Start of SUPPLIED INFORMATION

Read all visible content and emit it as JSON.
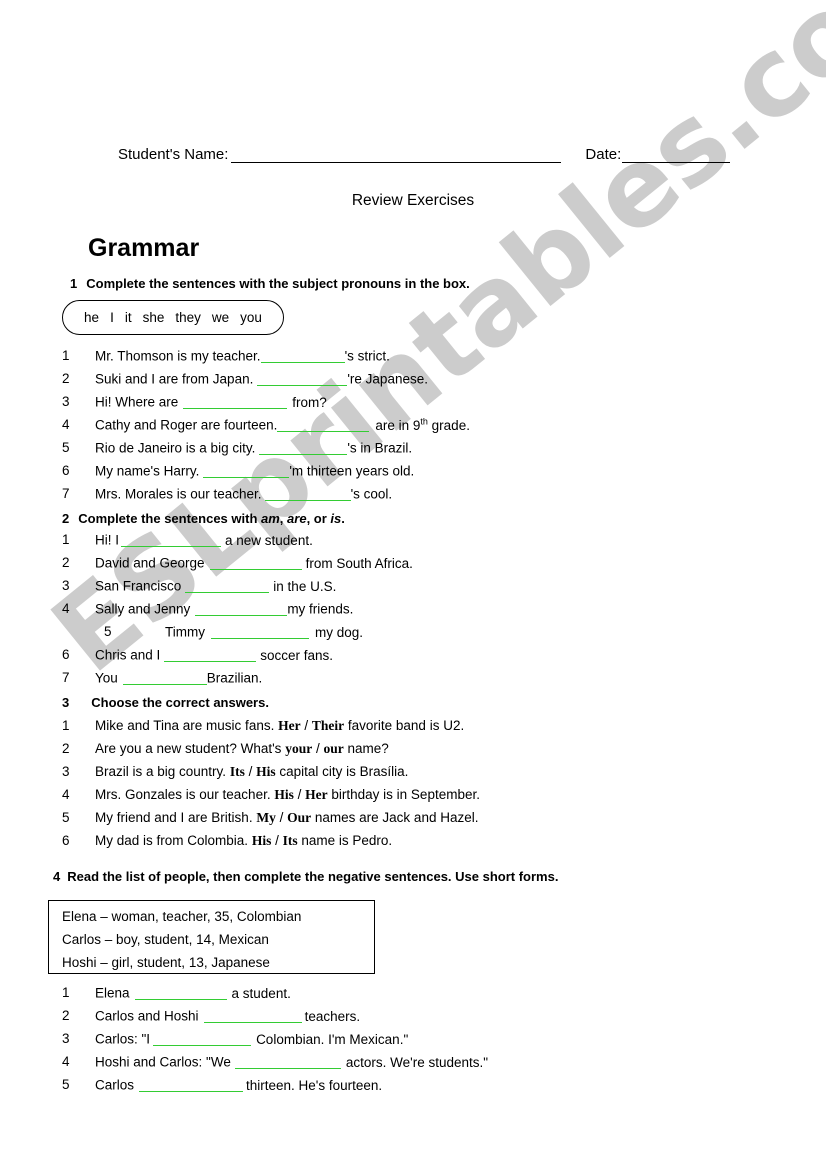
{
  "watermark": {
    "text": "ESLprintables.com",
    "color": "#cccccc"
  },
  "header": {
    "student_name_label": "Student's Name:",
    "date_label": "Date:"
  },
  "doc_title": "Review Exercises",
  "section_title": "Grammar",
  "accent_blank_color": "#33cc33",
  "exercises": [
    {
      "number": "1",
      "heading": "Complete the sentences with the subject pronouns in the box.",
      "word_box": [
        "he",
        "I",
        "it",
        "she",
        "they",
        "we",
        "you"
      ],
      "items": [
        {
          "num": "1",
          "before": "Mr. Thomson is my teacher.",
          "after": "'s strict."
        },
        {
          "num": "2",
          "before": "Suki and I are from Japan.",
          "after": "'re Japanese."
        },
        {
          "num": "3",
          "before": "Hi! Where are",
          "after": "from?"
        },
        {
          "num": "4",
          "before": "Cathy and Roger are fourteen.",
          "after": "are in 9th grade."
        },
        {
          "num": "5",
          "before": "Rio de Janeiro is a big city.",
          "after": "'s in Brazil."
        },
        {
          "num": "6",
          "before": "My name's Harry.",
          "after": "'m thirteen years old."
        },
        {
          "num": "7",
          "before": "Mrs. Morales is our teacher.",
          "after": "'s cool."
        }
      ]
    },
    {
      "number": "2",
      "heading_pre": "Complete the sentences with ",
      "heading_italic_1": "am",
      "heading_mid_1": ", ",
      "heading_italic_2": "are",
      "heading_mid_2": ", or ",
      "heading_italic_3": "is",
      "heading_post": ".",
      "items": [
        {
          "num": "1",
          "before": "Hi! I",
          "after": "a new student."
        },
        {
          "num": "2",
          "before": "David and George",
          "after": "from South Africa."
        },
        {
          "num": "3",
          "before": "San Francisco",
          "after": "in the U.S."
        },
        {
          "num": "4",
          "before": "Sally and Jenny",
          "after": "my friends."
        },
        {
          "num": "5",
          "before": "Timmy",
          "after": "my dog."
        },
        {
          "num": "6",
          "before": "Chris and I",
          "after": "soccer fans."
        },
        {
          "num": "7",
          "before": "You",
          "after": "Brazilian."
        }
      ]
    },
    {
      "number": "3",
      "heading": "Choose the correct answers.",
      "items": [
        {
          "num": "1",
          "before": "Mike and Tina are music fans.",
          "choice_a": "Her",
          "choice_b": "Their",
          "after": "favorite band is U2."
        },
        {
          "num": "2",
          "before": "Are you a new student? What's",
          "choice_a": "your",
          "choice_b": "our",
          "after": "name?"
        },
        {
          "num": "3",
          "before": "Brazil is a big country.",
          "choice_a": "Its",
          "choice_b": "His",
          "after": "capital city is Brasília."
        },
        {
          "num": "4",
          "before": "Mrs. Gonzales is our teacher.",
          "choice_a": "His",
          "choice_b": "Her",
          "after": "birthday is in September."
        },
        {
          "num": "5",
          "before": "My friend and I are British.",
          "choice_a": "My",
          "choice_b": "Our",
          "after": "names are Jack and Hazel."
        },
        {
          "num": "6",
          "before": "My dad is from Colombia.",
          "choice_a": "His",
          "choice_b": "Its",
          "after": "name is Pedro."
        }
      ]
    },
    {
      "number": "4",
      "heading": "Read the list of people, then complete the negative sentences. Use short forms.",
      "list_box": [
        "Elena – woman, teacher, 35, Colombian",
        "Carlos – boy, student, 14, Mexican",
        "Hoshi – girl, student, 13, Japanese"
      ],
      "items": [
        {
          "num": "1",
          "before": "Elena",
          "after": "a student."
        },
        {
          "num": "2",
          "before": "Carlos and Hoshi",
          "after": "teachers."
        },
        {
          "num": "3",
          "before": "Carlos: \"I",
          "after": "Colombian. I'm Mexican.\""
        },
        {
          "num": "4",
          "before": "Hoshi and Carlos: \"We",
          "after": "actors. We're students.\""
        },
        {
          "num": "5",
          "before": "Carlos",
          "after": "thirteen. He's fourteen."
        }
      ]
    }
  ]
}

End of SUPPLIED INFORMATION
Start of SUPPLIED INFORMATION

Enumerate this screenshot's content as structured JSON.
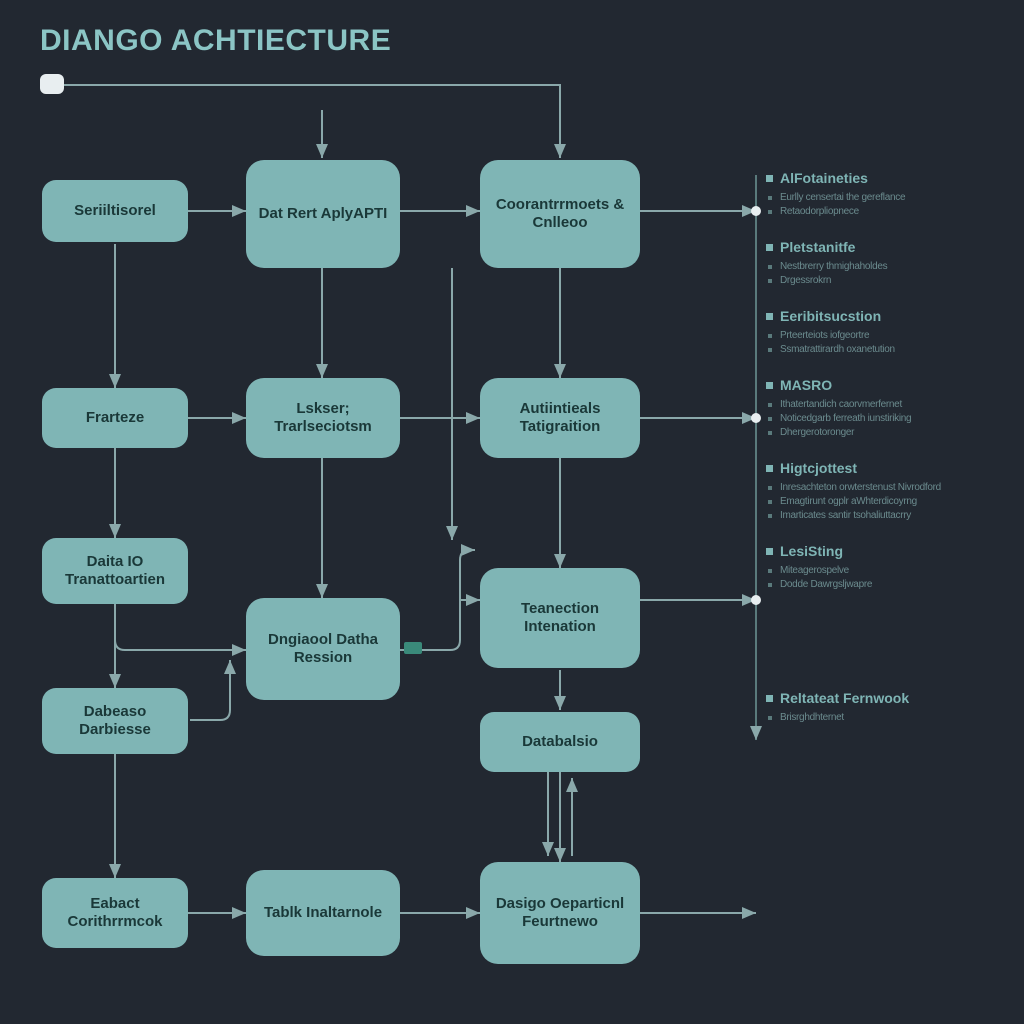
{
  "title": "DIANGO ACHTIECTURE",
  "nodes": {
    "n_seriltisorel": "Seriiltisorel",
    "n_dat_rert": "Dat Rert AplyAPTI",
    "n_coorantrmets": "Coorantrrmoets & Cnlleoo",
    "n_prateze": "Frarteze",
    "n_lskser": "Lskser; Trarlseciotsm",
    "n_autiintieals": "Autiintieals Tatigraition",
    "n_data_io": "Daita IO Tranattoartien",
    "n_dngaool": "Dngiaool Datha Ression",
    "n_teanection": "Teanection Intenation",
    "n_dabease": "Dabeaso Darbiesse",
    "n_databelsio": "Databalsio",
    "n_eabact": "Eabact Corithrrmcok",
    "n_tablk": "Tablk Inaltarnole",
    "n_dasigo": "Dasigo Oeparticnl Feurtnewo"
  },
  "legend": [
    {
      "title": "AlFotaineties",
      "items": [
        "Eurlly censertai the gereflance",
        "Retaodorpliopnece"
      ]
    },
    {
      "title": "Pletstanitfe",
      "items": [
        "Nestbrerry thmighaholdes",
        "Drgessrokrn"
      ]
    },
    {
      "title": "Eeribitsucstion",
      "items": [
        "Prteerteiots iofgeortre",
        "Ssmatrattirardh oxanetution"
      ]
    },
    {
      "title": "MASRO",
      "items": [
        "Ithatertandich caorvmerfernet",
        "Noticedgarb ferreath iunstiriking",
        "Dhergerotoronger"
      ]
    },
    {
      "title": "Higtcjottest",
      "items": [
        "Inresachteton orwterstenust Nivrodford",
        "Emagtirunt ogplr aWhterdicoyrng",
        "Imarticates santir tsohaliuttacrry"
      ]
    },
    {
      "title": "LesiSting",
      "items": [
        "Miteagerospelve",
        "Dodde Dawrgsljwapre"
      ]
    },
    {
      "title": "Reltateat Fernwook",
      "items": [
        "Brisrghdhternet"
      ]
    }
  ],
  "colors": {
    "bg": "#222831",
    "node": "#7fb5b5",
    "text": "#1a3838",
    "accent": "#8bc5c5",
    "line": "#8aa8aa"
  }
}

End of SUPPLIED INFORMATION

Show all lines in the entries above where the word "JSON" appears.

FINAL RESULT =>
Read all visible content and emit it as JSON.
Enumerate this screenshot's content as structured JSON.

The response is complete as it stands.